→ **EXCERPT PROVIDED**
=====
Courtney: So, Blake, I think there are some times on this podcast where there’s an episode that I feel really passionate about or you feel really passionate about, and sometimes it’s like the opposite extreme, where it’s like, “Oh, this episode is to remind you to keep working on this thing.” Maybe that happens for you as well.

Blake: Yeah. That’s probably most episodes for me. “I should keep working on this thing.”

Courtney: It’s really true. I feel like that a lot of times too, but this one, specifically, for me, is a great reminder to continue to make progress on… I say that because I think a lot of people listening may feel like you and I have it moderately together. And I think we do…moderately together. But we’re certainly not perfect, and this episode today, I feel like, is one… I just have to keep working on this. Today, we are talking about celebration and why it’s important.

Blake: I want to celebrate your self-awareness here, Courtney, just cheer you on and have a little five-second party about the fact that you know you need to work on this. I think we all need to work on this. This, historically… Maybe I’ll phrase it this way. Sometimes maybe your high-achieving individuals are so hyper-focused on getting the things done they can not do so great at actually celebrating or acknowledging the wins, acknowledging the gain.

We want to put on the scuba gear in this episode, do some “Blub-blub-blub,” go deep, and discover why that is, because it might be costing you more than you think…Courtney. Oh, sorry. That was too direct. It might be costing you more than you think, any generic person (also Courtney and me).

Courtney: That’s right.

Blake: So, today, get ready. Get your scuba gear on. We’re going to talk about three lies holding you back from celebrating and three truths you can use to combat them.

Welcome to another episode of Focus on This, the most productive podcast on the Internet, so you can banish distractions, get the right stuff done, and finally start loving Mondays. My name is Blake Stratton, and I am here with the well-known, the chief marketing officer, the legend of productivity herself, Courtney Baker.
=====
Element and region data
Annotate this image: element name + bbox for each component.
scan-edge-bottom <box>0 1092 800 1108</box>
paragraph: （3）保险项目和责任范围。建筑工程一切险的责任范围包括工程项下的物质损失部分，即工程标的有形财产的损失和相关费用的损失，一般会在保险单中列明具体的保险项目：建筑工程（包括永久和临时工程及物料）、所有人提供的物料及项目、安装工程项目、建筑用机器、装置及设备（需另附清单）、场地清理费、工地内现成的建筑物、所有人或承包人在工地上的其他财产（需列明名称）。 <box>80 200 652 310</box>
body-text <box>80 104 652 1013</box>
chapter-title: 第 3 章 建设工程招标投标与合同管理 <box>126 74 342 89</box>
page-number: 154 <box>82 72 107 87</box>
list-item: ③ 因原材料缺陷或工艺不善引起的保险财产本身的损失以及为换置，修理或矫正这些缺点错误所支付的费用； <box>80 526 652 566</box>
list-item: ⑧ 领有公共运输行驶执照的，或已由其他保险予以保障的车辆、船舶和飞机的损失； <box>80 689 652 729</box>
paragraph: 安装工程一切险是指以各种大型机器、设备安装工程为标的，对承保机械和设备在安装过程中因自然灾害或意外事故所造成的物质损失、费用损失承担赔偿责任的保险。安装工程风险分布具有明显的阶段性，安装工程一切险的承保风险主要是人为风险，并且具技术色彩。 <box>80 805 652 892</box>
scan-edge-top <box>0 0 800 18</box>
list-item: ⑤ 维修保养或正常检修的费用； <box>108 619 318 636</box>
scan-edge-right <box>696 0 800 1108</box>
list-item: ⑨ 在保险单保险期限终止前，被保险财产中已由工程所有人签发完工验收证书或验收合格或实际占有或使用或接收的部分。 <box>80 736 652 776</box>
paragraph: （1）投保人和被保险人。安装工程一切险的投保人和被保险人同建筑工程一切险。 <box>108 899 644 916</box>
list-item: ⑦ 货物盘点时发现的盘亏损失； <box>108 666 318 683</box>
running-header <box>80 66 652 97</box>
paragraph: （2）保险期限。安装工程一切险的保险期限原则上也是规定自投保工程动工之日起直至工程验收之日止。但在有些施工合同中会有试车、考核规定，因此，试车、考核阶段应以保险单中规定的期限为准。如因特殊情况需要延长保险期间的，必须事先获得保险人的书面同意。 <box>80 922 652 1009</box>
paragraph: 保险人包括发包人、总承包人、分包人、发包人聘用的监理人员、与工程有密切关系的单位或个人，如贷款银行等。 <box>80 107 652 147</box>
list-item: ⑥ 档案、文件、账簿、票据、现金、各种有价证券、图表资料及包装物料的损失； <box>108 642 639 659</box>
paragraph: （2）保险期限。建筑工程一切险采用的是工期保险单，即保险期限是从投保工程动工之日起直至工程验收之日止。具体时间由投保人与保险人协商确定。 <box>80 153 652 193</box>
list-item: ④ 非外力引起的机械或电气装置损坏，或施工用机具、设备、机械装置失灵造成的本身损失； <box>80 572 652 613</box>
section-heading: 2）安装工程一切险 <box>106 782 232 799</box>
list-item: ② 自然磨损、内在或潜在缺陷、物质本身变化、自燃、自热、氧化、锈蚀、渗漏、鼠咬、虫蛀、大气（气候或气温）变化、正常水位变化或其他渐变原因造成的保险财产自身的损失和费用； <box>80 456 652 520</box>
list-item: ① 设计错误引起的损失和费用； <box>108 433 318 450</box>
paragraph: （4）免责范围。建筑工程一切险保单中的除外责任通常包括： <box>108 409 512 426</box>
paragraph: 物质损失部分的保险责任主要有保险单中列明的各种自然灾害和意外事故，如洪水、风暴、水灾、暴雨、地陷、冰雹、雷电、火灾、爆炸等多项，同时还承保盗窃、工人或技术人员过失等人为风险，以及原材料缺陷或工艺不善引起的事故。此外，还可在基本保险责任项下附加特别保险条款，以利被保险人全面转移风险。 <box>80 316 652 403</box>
=====
→ **JOBS**
[a] According to the podcast transcript's introduction of the show, what three things does the podcast help listeners do? List them.
[b] Echo the lines of the records from the start through the line containing "running-header <box>80 66 652 97</box>", inclusive.
The records bear no relation to the podcast transcript.

→ **THE RESPONSES**
[a]
- Banish distractions
- Get the right stuff done
- Finally start loving Mondays

[b]
Annotate this image: element name + bbox for each component.
scan-edge-bottom <box>0 1092 800 1108</box>
paragraph: （3）保险项目和责任范围。建筑工程一切险的责任范围包括工程项下的物质损失部分，即工程标的有形财产的损失和相关费用的损失，一般会在保险单中列明具体的保险项目：建筑工程（包括永久和临时工程及物料）、所有人提供的物料及项目、安装工程项目、建筑用机器、装置及设备（需另附清单）、场地清理费、工地内现成的建筑物、所有人或承包人在工地上的其他财产（需列明名称）。 <box>80 200 652 310</box>
body-text <box>80 104 652 1013</box>
chapter-title: 第 3 章 建设工程招标投标与合同管理 <box>126 74 342 89</box>
page-number: 154 <box>82 72 107 87</box>
list-item: ③ 因原材料缺陷或工艺不善引起的保险财产本身的损失以及为换置，修理或矫正这些缺点错误所支付的费用； <box>80 526 652 566</box>
list-item: ⑧ 领有公共运输行驶执照的，或已由其他保险予以保障的车辆、船舶和飞机的损失； <box>80 689 652 729</box>
paragraph: 安装工程一切险是指以各种大型机器、设备安装工程为标的，对承保机械和设备在安装过程中因自然灾害或意外事故所造成的物质损失、费用损失承担赔偿责任的保险。安装工程风险分布具有明显的阶段性，安装工程一切险的承保风险主要是人为风险，并且具技术色彩。 <box>80 805 652 892</box>
scan-edge-top <box>0 0 800 18</box>
list-item: ⑤ 维修保养或正常检修的费用； <box>108 619 318 636</box>
scan-edge-right <box>696 0 800 1108</box>
list-item: ⑨ 在保险单保险期限终止前，被保险财产中已由工程所有人签发完工验收证书或验收合格或实际占有或使用或接收的部分。 <box>80 736 652 776</box>
paragraph: （1）投保人和被保险人。安装工程一切险的投保人和被保险人同建筑工程一切险。 <box>108 899 644 916</box>
list-item: ⑦ 货物盘点时发现的盘亏损失； <box>108 666 318 683</box>
running-header <box>80 66 652 97</box>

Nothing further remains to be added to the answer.